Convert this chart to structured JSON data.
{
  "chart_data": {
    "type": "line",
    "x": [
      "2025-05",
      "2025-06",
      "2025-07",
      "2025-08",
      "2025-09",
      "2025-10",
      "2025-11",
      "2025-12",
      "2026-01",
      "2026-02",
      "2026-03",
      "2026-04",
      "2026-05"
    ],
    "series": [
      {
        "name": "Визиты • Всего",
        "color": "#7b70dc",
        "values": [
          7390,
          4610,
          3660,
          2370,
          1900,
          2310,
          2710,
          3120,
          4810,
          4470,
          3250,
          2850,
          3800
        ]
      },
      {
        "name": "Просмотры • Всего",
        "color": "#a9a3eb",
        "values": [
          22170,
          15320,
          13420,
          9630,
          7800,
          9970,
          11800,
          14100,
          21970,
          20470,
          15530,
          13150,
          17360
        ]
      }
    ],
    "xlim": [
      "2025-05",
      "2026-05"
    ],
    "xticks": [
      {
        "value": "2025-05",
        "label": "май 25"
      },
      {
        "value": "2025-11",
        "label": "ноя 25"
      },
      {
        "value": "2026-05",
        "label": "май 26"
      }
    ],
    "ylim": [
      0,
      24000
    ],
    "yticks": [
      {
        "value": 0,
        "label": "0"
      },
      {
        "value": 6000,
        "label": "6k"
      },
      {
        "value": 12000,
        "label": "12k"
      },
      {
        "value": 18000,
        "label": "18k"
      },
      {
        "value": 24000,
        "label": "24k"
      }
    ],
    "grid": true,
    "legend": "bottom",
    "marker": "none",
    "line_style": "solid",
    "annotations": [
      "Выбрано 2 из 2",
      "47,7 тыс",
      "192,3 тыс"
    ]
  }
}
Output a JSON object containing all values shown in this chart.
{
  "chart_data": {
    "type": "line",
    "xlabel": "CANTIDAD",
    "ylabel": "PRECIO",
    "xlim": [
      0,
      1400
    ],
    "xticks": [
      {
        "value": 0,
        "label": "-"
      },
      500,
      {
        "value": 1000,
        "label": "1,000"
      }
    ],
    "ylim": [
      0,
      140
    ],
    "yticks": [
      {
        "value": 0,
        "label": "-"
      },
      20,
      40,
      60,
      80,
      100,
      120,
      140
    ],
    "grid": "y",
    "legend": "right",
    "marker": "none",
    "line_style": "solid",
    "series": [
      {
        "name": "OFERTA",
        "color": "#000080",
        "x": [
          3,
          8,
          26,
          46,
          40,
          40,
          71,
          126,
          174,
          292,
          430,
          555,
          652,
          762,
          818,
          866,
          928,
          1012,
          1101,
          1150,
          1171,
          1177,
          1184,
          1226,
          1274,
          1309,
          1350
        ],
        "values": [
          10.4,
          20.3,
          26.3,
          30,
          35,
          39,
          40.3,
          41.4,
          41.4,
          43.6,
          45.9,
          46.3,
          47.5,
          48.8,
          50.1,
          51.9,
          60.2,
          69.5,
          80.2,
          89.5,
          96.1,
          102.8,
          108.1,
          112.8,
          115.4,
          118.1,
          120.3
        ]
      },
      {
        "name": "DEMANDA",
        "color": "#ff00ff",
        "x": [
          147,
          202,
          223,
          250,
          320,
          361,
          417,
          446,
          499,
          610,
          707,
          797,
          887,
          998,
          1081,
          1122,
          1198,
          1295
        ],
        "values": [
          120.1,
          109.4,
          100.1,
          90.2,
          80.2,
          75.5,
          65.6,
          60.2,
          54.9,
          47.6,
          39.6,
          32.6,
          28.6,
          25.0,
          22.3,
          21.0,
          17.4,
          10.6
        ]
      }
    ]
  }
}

# [AIM]
Check each line of the entries above, and show every one holding the word "name".

# [ANSWER BELOW]
        "name": "Визиты • Всего",
        "name": "Просмотры • Всего",
        "name": "OFERTA",
        "name": "DEMANDA",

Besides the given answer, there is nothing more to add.